# The request
All records are to be retyped faithfully and completely.

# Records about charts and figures
Start
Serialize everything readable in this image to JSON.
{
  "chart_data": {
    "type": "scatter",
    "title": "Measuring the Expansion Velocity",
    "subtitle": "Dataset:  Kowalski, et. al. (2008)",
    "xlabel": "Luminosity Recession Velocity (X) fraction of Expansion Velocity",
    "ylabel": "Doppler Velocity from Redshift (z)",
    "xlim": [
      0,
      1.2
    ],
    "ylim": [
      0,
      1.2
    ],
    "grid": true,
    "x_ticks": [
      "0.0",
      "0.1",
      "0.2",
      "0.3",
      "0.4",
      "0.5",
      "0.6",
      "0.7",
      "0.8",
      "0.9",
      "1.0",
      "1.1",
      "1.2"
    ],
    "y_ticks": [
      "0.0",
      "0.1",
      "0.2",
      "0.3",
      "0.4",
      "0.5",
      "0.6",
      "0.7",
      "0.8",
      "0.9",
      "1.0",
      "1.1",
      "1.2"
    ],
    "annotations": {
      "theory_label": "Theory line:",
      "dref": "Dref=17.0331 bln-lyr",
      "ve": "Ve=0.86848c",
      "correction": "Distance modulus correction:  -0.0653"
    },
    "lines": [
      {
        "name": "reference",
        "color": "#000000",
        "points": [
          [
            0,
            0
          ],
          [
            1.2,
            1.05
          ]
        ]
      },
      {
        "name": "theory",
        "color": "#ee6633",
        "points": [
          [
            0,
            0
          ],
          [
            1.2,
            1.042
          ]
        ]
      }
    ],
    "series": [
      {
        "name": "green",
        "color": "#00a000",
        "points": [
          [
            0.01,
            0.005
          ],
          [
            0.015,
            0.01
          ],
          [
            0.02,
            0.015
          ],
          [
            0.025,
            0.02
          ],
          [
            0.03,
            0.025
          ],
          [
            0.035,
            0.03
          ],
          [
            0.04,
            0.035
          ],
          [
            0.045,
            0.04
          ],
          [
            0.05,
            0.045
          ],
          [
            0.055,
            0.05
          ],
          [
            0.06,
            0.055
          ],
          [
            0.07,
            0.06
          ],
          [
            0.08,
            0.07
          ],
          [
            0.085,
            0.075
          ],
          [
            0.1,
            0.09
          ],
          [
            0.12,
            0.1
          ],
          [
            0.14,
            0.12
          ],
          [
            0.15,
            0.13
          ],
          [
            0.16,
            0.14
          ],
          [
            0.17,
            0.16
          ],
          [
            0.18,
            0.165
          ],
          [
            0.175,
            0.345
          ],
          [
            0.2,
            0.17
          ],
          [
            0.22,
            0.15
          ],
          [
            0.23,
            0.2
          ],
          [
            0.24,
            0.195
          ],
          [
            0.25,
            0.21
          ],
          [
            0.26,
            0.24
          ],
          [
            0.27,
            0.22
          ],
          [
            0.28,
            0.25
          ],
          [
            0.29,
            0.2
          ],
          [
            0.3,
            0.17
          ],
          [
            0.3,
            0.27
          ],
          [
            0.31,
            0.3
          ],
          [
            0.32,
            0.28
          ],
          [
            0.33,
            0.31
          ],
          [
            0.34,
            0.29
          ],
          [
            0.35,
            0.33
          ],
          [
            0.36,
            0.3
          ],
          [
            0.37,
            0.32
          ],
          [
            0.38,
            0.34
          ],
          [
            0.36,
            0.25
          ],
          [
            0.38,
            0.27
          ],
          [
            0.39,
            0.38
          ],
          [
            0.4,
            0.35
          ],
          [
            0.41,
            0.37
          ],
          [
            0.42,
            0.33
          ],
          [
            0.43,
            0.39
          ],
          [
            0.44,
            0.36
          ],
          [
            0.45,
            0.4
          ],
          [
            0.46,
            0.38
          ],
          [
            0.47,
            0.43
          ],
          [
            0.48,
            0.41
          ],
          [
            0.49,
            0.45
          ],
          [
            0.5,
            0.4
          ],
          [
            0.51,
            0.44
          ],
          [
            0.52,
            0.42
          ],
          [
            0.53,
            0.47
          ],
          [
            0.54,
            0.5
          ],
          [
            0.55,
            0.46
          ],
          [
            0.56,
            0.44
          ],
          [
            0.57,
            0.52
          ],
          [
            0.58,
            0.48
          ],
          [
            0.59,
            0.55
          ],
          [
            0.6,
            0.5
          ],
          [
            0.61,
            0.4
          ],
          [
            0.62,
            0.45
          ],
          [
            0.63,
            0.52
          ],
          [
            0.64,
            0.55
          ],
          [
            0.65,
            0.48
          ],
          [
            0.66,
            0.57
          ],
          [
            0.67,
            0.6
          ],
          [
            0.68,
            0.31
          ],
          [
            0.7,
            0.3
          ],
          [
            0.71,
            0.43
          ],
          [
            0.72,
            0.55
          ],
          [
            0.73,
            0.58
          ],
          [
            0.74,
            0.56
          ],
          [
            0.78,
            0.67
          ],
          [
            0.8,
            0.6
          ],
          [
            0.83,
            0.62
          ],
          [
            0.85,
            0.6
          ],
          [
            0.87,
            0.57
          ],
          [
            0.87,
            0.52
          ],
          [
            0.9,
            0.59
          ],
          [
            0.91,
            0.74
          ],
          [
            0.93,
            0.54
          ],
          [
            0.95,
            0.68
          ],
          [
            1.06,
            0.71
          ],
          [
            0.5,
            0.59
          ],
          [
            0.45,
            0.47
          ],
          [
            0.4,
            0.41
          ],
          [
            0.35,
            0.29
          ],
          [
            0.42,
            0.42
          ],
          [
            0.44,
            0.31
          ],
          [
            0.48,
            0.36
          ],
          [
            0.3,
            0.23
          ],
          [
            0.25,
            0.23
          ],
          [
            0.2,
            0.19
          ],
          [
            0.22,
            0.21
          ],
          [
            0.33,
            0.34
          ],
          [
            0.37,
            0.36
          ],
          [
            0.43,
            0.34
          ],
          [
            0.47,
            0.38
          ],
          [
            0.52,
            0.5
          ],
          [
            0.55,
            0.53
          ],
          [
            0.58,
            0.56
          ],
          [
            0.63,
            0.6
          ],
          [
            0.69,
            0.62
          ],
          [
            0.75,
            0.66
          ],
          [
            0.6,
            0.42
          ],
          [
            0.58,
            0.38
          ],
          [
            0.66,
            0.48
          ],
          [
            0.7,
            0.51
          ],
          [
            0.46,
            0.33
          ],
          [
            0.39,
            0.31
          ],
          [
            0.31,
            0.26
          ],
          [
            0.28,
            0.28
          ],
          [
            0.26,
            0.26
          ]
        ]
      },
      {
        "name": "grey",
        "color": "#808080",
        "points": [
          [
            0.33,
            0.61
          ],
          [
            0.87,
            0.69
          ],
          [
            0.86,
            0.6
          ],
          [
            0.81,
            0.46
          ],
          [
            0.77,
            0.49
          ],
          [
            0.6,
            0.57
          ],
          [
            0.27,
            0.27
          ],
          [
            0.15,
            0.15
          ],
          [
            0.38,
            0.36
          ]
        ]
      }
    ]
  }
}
End
# Solution
Serialize everything readable in this image to JSON.
{
  "chart_data": {
    "type": "scatter",
    "title": "Measuring the Expansion Velocity",
    "subtitle": "Dataset:  Kowalski, et. al. (2008)",
    "xlabel": "Luminosity Recession Velocity (X) fraction of Expansion Velocity",
    "ylabel": "Doppler Velocity from Redshift (z)",
    "xlim": [
      0,
      1.2
    ],
    "ylim": [
      0,
      1.2
    ],
    "grid": true,
    "x_ticks": [
      "0.0",
      "0.1",
      "0.2",
      "0.3",
      "0.4",
      "0.5",
      "0.6",
      "0.7",
      "0.8",
      "0.9",
      "1.0",
      "1.1",
      "1.2"
    ],
    "y_ticks": [
      "0.0",
      "0.1",
      "0.2",
      "0.3",
      "0.4",
      "0.5",
      "0.6",
      "0.7",
      "0.8",
      "0.9",
      "1.0",
      "1.1",
      "1.2"
    ],
    "annotations": {
      "theory_label": "Theory line:",
      "dref": "Dref=17.0331 bln-lyr",
      "ve": "Ve=0.86848c",
      "correction": "Distance modulus correction:  -0.0653"
    },
    "lines": [
      {
        "name": "reference",
        "color": "#000000",
        "points": [
          [
            0,
            0
          ],
          [
            1.2,
            1.05
          ]
        ]
      },
      {
        "name": "theory",
        "color": "#ee6633",
        "points": [
          [
            0,
            0
          ],
          [
            1.2,
            1.042
          ]
        ]
      }
    ],
    "series": [
      {
        "name": "green",
        "color": "#00a000",
        "points": [
          [
            0.01,
            0.005
          ],
          [
            0.015,
            0.01
          ],
          [
            0.02,
            0.015
          ],
          [
            0.025,
            0.02
          ],
          [
            0.03,
            0.025
          ],
          [
            0.035,
            0.03
          ],
          [
            0.04,
            0.035
          ],
          [
            0.045,
            0.04
          ],
          [
            0.05,
            0.045
          ],
          [
            0.055,
            0.05
          ],
          [
            0.06,
            0.055
          ],
          [
            0.07,
            0.06
          ],
          [
            0.08,
            0.07
          ],
          [
            0.085,
            0.075
          ],
          [
            0.1,
            0.09
          ],
          [
            0.12,
            0.1
          ],
          [
            0.14,
            0.12
          ],
          [
            0.15,
            0.13
          ],
          [
            0.16,
            0.14
          ],
          [
            0.17,
            0.16
          ],
          [
            0.18,
            0.165
          ],
          [
            0.175,
            0.345
          ],
          [
            0.2,
            0.17
          ],
          [
            0.22,
            0.15
          ],
          [
            0.23,
            0.2
          ],
          [
            0.24,
            0.195
          ],
          [
            0.25,
            0.21
          ],
          [
            0.26,
            0.24
          ],
          [
            0.27,
            0.22
          ],
          [
            0.28,
            0.25
          ],
          [
            0.29,
            0.2
          ],
          [
            0.3,
            0.17
          ],
          [
            0.3,
            0.27
          ],
          [
            0.31,
            0.3
          ],
          [
            0.32,
            0.28
          ],
          [
            0.33,
            0.31
          ],
          [
            0.34,
            0.29
          ],
          [
            0.35,
            0.33
          ],
          [
            0.36,
            0.3
          ],
          [
            0.37,
            0.32
          ],
          [
            0.38,
            0.34
          ],
          [
            0.36,
            0.25
          ],
          [
            0.38,
            0.27
          ],
          [
            0.39,
            0.38
          ],
          [
            0.4,
            0.35
          ],
          [
            0.41,
            0.37
          ],
          [
            0.42,
            0.33
          ],
          [
            0.43,
            0.39
          ],
          [
            0.44,
            0.36
          ],
          [
            0.45,
            0.4
          ],
          [
            0.46,
            0.38
          ],
          [
            0.47,
            0.43
          ],
          [
            0.48,
            0.41
          ],
          [
            0.49,
            0.45
          ],
          [
            0.5,
            0.4
          ],
          [
            0.51,
            0.44
          ],
          [
            0.52,
            0.42
          ],
          [
            0.53,
            0.47
          ],
          [
            0.54,
            0.5
          ],
          [
            0.55,
            0.46
          ],
          [
            0.56,
            0.44
          ],
          [
            0.57,
            0.52
          ],
          [
            0.58,
            0.48
          ],
          [
            0.59,
            0.55
          ],
          [
            0.6,
            0.5
          ],
          [
            0.61,
            0.4
          ],
          [
            0.62,
            0.45
          ],
          [
            0.63,
            0.52
          ],
          [
            0.64,
            0.55
          ],
          [
            0.65,
            0.48
          ],
          [
            0.66,
            0.57
          ],
          [
            0.67,
            0.6
          ],
          [
            0.68,
            0.31
          ],
          [
            0.7,
            0.3
          ],
          [
            0.71,
            0.43
          ],
          [
            0.72,
            0.55
          ],
          [
            0.73,
            0.58
          ],
          [
            0.74,
            0.56
          ],
          [
            0.78,
            0.67
          ],
          [
            0.8,
            0.6
          ],
          [
            0.83,
            0.62
          ],
          [
            0.85,
            0.6
          ],
          [
            0.87,
            0.57
          ],
          [
            0.87,
            0.52
          ],
          [
            0.9,
            0.59
          ],
          [
            0.91,
            0.74
          ],
          [
            0.93,
            0.54
          ],
          [
            0.95,
            0.68
          ],
          [
            1.06,
            0.71
          ],
          [
            0.5,
            0.59
          ],
          [
            0.45,
            0.47
          ],
          [
            0.4,
            0.41
          ],
          [
            0.35,
            0.29
          ],
          [
            0.42,
            0.42
          ],
          [
            0.44,
            0.31
          ],
          [
            0.48,
            0.36
          ],
          [
            0.3,
            0.23
          ],
          [
            0.25,
            0.23
          ],
          [
            0.2,
            0.19
          ],
          [
            0.22,
            0.21
          ],
          [
            0.33,
            0.34
          ],
          [
            0.37,
            0.36
          ],
          [
            0.43,
            0.34
          ],
          [
            0.47,
            0.38
          ],
          [
            0.52,
            0.5
          ],
          [
            0.55,
            0.53
          ],
          [
            0.58,
            0.56
          ],
          [
            0.63,
            0.6
          ],
          [
            0.69,
            0.62
          ],
          [
            0.75,
            0.66
          ],
          [
            0.6,
            0.42
          ],
          [
            0.58,
            0.38
          ],
          [
            0.66,
            0.48
          ],
          [
            0.7,
            0.51
          ],
          [
            0.46,
            0.33
          ],
          [
            0.39,
            0.31
          ],
          [
            0.31,
            0.26
          ],
          [
            0.28,
            0.28
          ],
          [
            0.26,
            0.26
          ]
        ]
      },
      {
        "name": "grey",
        "color": "#808080",
        "points": [
          [
            0.33,
            0.61
          ],
          [
            0.87,
            0.69
          ],
          [
            0.86,
            0.6
          ],
          [
            0.81,
            0.46
          ],
          [
            0.77,
            0.49
          ],
          [
            0.6,
            0.57
          ],
          [
            0.27,
            0.27
          ],
          [
            0.15,
            0.15
          ],
          [
            0.38,
            0.36
          ]
        ]
      }
    ]
  }
}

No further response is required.